◆ Stated problem
Copy out every line of the material below word for word, leaving out the pictures.

★ ★ ★

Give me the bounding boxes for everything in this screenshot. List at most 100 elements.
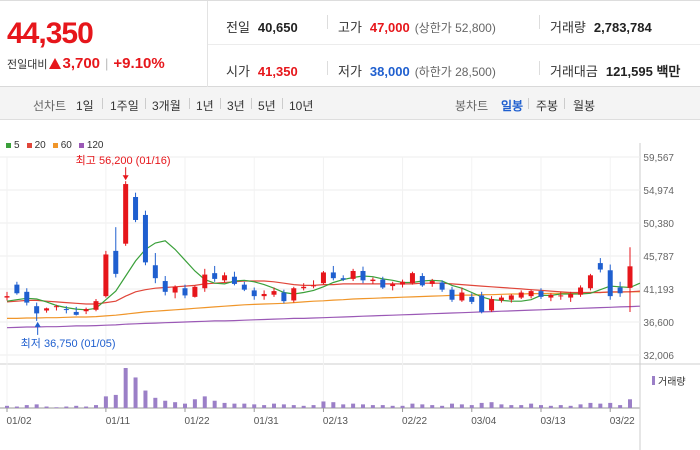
volume-bar: [479, 402, 484, 408]
volume-bar: [133, 377, 138, 408]
volume-bar: [232, 403, 237, 408]
volume-bar: [291, 405, 296, 408]
volume-bar: [64, 406, 69, 408]
volume-bar: [361, 404, 365, 408]
candle-body: [212, 273, 218, 279]
volume-bar: [143, 390, 148, 408]
volume-bar: [331, 402, 336, 408]
min-price-annotation: 최저 36,750 (01/05): [21, 337, 116, 350]
volume-bar: [400, 405, 405, 408]
candle-body: [320, 272, 326, 284]
candle-body: [489, 299, 495, 311]
volume-bar: [321, 401, 326, 408]
volume-bar: [420, 404, 425, 408]
open-label: 시가: [226, 64, 250, 79]
candle-body: [103, 254, 109, 297]
x-tick-label: 03/04: [471, 416, 496, 427]
y-tick-label: 50,380: [643, 219, 674, 230]
period-3m[interactable]: 3개월: [152, 99, 181, 113]
divider: [189, 98, 190, 109]
y-tick-label: 45,787: [643, 252, 674, 263]
x-tick-label: 03/13: [540, 416, 565, 427]
candle-body: [340, 278, 346, 280]
legend-swatch: [652, 376, 655, 385]
volume-bar: [489, 402, 494, 408]
volume-bar: [34, 404, 39, 408]
volume-bar: [183, 403, 187, 408]
moving-average-ma60: [7, 291, 640, 319]
volume-bar: [539, 405, 543, 408]
legend-swatch: [52, 143, 58, 148]
low-stat: 저가 38,000 (하한가 28,500): [338, 61, 496, 80]
volume-bar: [173, 402, 178, 408]
change-value: 3,700: [62, 55, 101, 72]
volume-value: 2,783,784: [593, 20, 652, 35]
candle-body: [93, 301, 99, 310]
high-value: 47,000: [369, 20, 410, 35]
prev-close-label: 전일: [226, 20, 250, 35]
low-label: 저가: [338, 64, 362, 79]
volume-bar: [450, 403, 454, 408]
period-3y[interactable]: 3년: [227, 99, 245, 113]
change-percent: +9.10%: [113, 55, 165, 72]
max-price-annotation: 최고 56,200 (01/16): [76, 154, 171, 167]
period-1y[interactable]: 1년: [196, 99, 214, 113]
x-tick-label: 01/11: [106, 416, 131, 427]
max-arrow-head: [122, 175, 129, 181]
candle-body: [202, 274, 208, 289]
legend-swatch: [26, 143, 32, 148]
volume-bar: [113, 394, 118, 408]
candle-body: [400, 281, 406, 285]
period-1w[interactable]: 1주일: [110, 99, 139, 113]
candle-body: [133, 196, 139, 220]
period-10y[interactable]: 10년: [289, 99, 314, 113]
y-tick-label: 32,006: [643, 351, 674, 362]
volume-bar: [242, 403, 247, 408]
candle-body: [538, 291, 544, 297]
min-arrow-head: [34, 321, 41, 327]
candle-body: [44, 308, 50, 311]
low-value: 38,000: [369, 64, 410, 79]
volume-bar: [390, 405, 395, 408]
volume-bar: [568, 405, 573, 408]
volume-bar: [430, 405, 435, 408]
candle-body: [617, 287, 623, 294]
y-tick-label: 59,567: [643, 153, 674, 164]
period-1d[interactable]: 1일: [76, 99, 94, 113]
candle-body: [528, 291, 534, 297]
volume-stat: 거래량 2,783,784: [550, 17, 652, 36]
volume-bar: [341, 404, 346, 408]
volume-bar: [548, 405, 553, 408]
volume-bar: [598, 403, 603, 408]
volume-bar: [351, 403, 356, 408]
period-daily[interactable]: 일봉: [501, 99, 524, 113]
candle-body: [518, 292, 524, 298]
divider: [564, 98, 565, 109]
candle-body: [498, 297, 504, 301]
x-tick-label: 01/22: [184, 416, 209, 427]
candle-body: [301, 286, 307, 289]
period-weekly[interactable]: 주봉: [536, 99, 559, 113]
legend-ma20: 20: [26, 140, 46, 151]
divider: [220, 98, 221, 109]
candle-body: [34, 306, 40, 314]
volume-bar: [84, 406, 89, 408]
volume-bar: [153, 397, 158, 408]
candle-body: [390, 283, 396, 287]
volume-bar: [380, 405, 385, 408]
amount-value: 121,595 백만: [605, 64, 681, 79]
candlestick-chart: 59,567 54,974 50,380 45,787 41,193 36,600 32,0…: [0, 143, 700, 450]
volume-bar: [281, 404, 286, 408]
period-monthly[interactable]: 월봉: [573, 99, 596, 113]
candle-body: [222, 275, 228, 281]
legend-label: 20: [34, 140, 46, 151]
divider: [327, 61, 328, 75]
x-tick-label: 02/13: [323, 416, 348, 427]
price-summary: 44,350 전일대비 3,700 | +9.10% 전일 40,650 고가 …: [0, 0, 700, 88]
volume-bar: [529, 403, 534, 408]
candle-body: [123, 184, 129, 244]
candle-body: [113, 250, 119, 274]
candle-body: [231, 276, 237, 284]
candle-body: [627, 266, 633, 288]
period-5y[interactable]: 5년: [258, 99, 276, 113]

★ ★ ★

◆ Written answer
Give me the bounding boxes for everything in this screenshot. List at most 100 elements.
volume-bar: [479, 402, 484, 408]
volume-bar: [133, 377, 138, 408]
volume-bar: [232, 403, 237, 408]
volume-bar: [291, 405, 296, 408]
volume-bar: [64, 406, 69, 408]
volume-bar: [361, 404, 365, 408]
candle-body: [212, 273, 218, 279]
volume-bar: [143, 390, 148, 408]
volume-bar: [331, 402, 336, 408]
min-price-annotation: 최저 36,750 (01/05): [21, 337, 116, 350]
volume-bar: [400, 405, 405, 408]
candle-body: [320, 272, 326, 284]
candle-body: [489, 299, 495, 311]
volume-bar: [321, 401, 326, 408]
volume-bar: [420, 404, 425, 408]
open-label: 시가: [226, 64, 250, 79]
candle-body: [103, 254, 109, 297]
x-tick-label: 03/04: [471, 416, 496, 427]
y-tick-label: 50,380: [643, 219, 674, 230]
period-3m[interactable]: 3개월: [152, 99, 181, 113]
divider: [189, 98, 190, 109]
y-tick-label: 45,787: [643, 252, 674, 263]
x-tick-label: 03/13: [540, 416, 565, 427]
candle-body: [340, 278, 346, 280]
legend-swatch: [652, 376, 655, 385]
volume-bar: [489, 402, 494, 408]
volume-bar: [34, 404, 39, 408]
volume-bar: [183, 403, 187, 408]
moving-average-ma60: [7, 291, 640, 319]
volume-bar: [539, 405, 543, 408]
legend-swatch: [52, 143, 58, 148]
low-stat: 저가 38,000 (하한가 28,500): [338, 61, 496, 80]
volume-bar: [173, 402, 178, 408]
change-value: 3,700: [62, 55, 101, 72]
volume-value: 2,783,784: [593, 20, 652, 35]
candle-body: [93, 301, 99, 310]
high-value: 47,000: [369, 20, 410, 35]
prev-close-label: 전일: [226, 20, 250, 35]
low-label: 저가: [338, 64, 362, 79]
volume-bar: [450, 403, 454, 408]
period-3y[interactable]: 3년: [227, 99, 245, 113]
change-percent: +9.10%: [113, 55, 165, 72]
max-price-annotation: 최고 56,200 (01/16): [76, 154, 171, 167]
period-1y[interactable]: 1년: [196, 99, 214, 113]
x-tick-label: 01/11: [106, 416, 131, 427]
max-arrow-head: [122, 175, 129, 181]
candle-body: [202, 274, 208, 289]
legend-swatch: [26, 143, 32, 148]
volume-bar: [113, 394, 118, 408]
candle-body: [400, 281, 406, 285]
period-1w[interactable]: 1주일: [110, 99, 139, 113]
candle-body: [133, 196, 139, 220]
period-10y[interactable]: 10년: [289, 99, 314, 113]
y-tick-label: 32,006: [643, 351, 674, 362]
volume-bar: [242, 403, 247, 408]
candle-body: [538, 291, 544, 297]
min-arrow-head: [34, 321, 41, 327]
candle-body: [44, 308, 50, 311]
low-value: 38,000: [369, 64, 410, 79]
volume-bar: [390, 405, 395, 408]
volume-bar: [568, 405, 573, 408]
volume-bar: [430, 405, 435, 408]
candle-body: [617, 287, 623, 294]
y-tick-label: 59,567: [643, 153, 674, 164]
period-1d[interactable]: 1일: [76, 99, 94, 113]
candle-body: [528, 291, 534, 297]
volume-stat: 거래량 2,783,784: [550, 17, 652, 36]
volume-bar: [341, 404, 346, 408]
volume-bar: [548, 405, 553, 408]
volume-bar: [598, 403, 603, 408]
volume-bar: [351, 403, 356, 408]
period-daily[interactable]: 일봉: [501, 99, 524, 113]
candle-body: [518, 292, 524, 298]
divider: [564, 98, 565, 109]
candle-body: [498, 297, 504, 301]
x-tick-label: 01/22: [184, 416, 209, 427]
candle-body: [301, 286, 307, 289]
period-weekly[interactable]: 주봉: [536, 99, 559, 113]
legend-ma20: 20: [26, 140, 46, 151]
divider: [220, 98, 221, 109]
candle-body: [34, 306, 40, 314]
volume-bar: [84, 406, 89, 408]
volume-bar: [153, 397, 158, 408]
candle-body: [390, 283, 396, 287]
volume-bar: [380, 405, 385, 408]
amount-value: 121,595 백만: [605, 64, 681, 79]
candlestick-chart: 59,567 54,974 50,380 45,787 41,193 36,600 32,0…: [0, 143, 700, 450]
volume-bar: [281, 404, 286, 408]
period-monthly[interactable]: 월봉: [573, 99, 596, 113]
candle-body: [222, 275, 228, 281]
legend-label: 20: [34, 140, 46, 151]
divider: [327, 61, 328, 75]
x-tick-label: 02/13: [323, 416, 348, 427]
price-summary: 44,350 전일대비 3,700 | +9.10% 전일 40,650 고가 …: [0, 0, 700, 88]
volume-bar: [529, 403, 534, 408]
candle-body: [123, 184, 129, 244]
candle-body: [113, 250, 119, 274]
candle-body: [231, 276, 237, 284]
candle-body: [627, 266, 633, 288]
period-5y[interactable]: 5년: [258, 99, 276, 113]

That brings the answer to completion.